*Work to be completed*
Would you restate all the data that follows, word for word?
☆ ☆ ☆ ☆ ☆ ☆ ☆
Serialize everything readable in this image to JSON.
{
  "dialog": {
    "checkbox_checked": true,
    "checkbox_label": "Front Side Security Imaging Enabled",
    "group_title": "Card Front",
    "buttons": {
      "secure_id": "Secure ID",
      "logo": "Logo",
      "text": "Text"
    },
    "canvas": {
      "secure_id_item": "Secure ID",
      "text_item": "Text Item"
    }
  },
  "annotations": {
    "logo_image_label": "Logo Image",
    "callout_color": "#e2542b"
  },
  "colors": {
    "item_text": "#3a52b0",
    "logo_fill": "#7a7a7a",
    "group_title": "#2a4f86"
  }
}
☆ ☆ ☆ ☆ ☆ ☆ ☆
*Problem solution*
Serialize everything readable in this image to JSON.
{
  "dialog": {
    "checkbox_checked": true,
    "checkbox_label": "Front Side Security Imaging Enabled",
    "group_title": "Card Front",
    "buttons": {
      "secure_id": "Secure ID",
      "logo": "Logo",
      "text": "Text"
    },
    "canvas": {
      "secure_id_item": "Secure ID",
      "text_item": "Text Item"
    }
  },
  "annotations": {
    "logo_image_label": "Logo Image",
    "callout_color": "#e2542b"
  },
  "colors": {
    "item_text": "#3a52b0",
    "logo_fill": "#7a7a7a",
    "group_title": "#2a4f86"
  }
}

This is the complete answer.